#### [EXERCISE DIRECTIONS]
Check every line of the entries for "horizontal", and copy the lines that hold it.

#### [THE INPUT]
☆ ☆ ☆
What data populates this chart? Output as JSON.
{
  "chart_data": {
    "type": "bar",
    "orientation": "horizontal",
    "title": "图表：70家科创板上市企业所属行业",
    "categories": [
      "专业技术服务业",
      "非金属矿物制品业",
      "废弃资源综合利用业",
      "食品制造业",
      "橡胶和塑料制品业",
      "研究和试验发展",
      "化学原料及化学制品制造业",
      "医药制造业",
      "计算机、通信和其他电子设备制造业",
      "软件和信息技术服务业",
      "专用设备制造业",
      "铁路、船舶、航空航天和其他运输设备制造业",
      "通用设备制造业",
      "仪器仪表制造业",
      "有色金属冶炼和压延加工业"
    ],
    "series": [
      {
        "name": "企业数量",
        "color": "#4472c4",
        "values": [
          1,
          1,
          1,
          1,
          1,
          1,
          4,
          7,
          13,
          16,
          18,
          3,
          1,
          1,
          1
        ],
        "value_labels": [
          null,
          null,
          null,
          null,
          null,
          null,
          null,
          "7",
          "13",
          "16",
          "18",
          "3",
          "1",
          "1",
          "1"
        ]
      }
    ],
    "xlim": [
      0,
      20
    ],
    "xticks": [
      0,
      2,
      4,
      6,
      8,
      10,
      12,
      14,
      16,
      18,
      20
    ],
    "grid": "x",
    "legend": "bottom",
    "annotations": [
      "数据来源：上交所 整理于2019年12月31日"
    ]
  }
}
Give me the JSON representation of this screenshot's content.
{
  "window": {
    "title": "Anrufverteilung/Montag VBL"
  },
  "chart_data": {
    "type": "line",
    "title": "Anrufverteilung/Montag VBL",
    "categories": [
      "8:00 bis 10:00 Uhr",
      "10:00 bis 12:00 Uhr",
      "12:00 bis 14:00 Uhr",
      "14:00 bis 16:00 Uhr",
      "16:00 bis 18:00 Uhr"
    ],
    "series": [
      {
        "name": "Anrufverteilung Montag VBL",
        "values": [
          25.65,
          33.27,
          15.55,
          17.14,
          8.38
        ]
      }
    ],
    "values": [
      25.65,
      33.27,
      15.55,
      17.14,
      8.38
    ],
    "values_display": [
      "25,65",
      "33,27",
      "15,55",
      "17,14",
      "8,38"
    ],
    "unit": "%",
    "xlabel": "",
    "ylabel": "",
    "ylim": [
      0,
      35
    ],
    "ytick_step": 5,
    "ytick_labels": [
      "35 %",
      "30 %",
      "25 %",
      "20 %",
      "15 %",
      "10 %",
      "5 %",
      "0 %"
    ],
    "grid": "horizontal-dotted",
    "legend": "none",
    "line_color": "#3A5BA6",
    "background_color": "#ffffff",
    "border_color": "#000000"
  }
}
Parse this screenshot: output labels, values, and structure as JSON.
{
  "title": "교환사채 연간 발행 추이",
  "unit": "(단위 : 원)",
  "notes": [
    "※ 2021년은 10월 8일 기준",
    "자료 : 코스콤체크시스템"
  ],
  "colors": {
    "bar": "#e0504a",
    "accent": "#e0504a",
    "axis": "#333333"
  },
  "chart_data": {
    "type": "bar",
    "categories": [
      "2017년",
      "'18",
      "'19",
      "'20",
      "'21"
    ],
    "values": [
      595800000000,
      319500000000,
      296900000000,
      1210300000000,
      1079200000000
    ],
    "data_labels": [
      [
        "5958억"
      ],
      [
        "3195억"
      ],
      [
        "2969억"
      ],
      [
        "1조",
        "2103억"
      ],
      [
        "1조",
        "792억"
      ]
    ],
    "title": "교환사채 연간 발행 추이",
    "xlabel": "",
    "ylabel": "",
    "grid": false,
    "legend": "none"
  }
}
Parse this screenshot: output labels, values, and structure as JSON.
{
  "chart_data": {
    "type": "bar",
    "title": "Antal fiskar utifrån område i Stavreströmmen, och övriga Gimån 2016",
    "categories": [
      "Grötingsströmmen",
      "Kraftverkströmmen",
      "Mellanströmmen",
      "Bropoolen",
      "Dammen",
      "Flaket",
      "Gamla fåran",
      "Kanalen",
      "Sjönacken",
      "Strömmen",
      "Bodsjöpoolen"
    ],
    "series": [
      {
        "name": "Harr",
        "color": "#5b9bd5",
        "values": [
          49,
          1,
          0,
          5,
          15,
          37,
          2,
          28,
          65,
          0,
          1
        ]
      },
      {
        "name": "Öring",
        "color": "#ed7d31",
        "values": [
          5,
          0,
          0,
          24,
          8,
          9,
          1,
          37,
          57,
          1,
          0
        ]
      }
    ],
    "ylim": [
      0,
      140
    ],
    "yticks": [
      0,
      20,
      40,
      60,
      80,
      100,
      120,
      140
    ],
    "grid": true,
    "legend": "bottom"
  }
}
☆ ☆ ☆
#### [REPLY]
    "orientation": "horizontal",
    "grid": "horizontal-dotted",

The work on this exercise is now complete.